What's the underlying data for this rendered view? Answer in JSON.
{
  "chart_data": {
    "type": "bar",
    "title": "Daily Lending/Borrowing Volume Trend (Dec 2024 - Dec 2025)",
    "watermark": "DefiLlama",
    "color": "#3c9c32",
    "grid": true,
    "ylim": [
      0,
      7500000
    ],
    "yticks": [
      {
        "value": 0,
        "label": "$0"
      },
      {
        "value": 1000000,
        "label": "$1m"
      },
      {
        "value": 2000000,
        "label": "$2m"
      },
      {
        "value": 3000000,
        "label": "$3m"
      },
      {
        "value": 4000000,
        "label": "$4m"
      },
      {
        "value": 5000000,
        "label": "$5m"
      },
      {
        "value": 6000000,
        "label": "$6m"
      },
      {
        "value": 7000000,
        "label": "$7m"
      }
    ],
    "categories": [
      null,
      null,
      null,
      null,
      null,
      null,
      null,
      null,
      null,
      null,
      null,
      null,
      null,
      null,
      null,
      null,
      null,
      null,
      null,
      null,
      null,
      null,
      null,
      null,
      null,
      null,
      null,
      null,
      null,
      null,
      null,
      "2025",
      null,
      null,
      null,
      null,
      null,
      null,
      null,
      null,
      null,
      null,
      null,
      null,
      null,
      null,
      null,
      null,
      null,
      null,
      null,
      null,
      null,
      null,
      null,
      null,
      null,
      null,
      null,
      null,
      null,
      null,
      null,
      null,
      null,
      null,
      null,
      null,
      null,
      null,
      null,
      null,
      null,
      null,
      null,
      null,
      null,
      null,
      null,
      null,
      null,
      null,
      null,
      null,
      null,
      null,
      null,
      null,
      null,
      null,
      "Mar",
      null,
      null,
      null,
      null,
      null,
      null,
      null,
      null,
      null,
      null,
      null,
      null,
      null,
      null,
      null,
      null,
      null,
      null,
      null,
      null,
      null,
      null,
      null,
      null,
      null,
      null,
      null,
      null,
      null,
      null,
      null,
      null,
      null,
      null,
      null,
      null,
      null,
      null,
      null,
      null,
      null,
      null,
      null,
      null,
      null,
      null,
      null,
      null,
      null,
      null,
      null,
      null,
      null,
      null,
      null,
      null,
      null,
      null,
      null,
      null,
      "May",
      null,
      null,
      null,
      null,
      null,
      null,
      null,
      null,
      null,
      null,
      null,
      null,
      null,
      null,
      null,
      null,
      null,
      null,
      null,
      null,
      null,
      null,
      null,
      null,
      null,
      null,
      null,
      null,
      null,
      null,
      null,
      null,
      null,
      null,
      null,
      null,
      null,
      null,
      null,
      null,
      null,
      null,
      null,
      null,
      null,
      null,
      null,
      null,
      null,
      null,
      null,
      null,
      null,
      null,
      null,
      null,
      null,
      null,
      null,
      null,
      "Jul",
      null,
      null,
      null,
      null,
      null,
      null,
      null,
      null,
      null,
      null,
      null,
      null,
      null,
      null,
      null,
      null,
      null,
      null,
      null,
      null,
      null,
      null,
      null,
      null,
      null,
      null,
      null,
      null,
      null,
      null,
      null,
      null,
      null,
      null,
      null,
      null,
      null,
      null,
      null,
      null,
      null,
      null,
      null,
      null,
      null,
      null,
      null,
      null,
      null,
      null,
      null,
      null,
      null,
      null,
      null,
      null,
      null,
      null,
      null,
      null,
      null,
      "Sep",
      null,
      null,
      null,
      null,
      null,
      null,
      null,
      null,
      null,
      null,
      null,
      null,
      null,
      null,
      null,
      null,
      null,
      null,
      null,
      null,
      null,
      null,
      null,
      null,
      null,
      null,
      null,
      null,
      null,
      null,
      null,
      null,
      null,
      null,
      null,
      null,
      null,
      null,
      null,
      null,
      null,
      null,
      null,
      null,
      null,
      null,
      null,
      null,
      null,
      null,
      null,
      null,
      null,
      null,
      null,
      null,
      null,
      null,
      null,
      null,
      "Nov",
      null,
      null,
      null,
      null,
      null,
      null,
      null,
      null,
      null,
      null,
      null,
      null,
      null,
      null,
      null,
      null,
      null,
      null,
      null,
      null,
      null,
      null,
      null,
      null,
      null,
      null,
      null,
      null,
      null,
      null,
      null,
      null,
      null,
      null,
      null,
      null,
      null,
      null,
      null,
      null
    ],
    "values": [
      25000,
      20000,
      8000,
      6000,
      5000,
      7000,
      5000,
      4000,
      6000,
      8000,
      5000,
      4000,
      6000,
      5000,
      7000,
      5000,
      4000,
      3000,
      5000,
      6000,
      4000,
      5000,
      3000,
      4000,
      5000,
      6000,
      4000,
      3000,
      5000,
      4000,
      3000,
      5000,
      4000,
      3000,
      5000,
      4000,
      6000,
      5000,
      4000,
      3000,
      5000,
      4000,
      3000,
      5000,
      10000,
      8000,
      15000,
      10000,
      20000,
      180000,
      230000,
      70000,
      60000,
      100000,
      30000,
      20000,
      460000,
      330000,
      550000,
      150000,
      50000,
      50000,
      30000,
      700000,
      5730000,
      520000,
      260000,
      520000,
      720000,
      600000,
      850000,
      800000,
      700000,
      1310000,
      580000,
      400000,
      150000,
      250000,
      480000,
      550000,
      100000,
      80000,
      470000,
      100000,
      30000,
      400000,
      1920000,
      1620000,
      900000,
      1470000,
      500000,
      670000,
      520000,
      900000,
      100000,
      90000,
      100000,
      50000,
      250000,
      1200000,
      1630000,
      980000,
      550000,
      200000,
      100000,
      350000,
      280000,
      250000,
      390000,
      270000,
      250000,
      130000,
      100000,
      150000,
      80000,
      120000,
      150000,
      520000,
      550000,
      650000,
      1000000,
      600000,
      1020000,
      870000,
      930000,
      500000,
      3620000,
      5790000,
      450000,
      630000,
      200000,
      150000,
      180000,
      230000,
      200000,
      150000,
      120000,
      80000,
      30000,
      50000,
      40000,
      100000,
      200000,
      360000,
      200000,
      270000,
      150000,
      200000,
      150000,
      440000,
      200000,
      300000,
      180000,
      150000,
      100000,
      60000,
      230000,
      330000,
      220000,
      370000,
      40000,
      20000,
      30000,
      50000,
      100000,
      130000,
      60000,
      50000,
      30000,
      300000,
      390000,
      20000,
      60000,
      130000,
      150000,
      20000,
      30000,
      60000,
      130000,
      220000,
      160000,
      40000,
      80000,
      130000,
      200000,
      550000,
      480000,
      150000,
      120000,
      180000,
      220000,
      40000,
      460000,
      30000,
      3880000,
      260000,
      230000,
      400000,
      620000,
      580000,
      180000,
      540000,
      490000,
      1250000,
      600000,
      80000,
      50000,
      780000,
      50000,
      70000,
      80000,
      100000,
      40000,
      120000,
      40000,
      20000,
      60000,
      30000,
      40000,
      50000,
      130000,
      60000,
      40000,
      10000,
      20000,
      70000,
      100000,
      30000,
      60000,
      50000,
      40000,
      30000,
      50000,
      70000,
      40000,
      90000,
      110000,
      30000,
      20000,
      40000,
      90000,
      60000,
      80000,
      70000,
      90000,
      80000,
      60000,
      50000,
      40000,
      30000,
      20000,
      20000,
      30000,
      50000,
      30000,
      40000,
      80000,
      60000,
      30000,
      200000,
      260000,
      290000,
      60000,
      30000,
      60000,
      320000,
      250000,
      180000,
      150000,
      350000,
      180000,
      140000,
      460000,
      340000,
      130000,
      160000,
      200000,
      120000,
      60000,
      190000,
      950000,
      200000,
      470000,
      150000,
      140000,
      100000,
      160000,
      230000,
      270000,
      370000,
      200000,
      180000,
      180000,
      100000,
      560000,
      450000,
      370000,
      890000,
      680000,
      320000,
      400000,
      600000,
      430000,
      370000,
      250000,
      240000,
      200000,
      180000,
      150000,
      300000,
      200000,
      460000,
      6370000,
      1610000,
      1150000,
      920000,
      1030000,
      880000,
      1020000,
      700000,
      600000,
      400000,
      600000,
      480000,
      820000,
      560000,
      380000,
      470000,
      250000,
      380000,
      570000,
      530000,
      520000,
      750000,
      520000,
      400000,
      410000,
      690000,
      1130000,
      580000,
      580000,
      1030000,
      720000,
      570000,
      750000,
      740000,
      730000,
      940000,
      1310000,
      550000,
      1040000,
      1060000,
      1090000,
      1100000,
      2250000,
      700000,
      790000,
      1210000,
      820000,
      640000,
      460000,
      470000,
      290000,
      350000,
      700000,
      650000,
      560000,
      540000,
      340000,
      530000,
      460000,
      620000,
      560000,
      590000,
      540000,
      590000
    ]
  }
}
- - -
- _SHORT TASK_:
From the entries above, copy every line where the word "label" shows up.

- _RESPONSE_:
        "label": "$0"
        "label": "$1m"
        "label": "$2m"
        "label": "$3m"
        "label": "$4m"
        "label": "$5m"
        "label": "$6m"
        "label": "$7m"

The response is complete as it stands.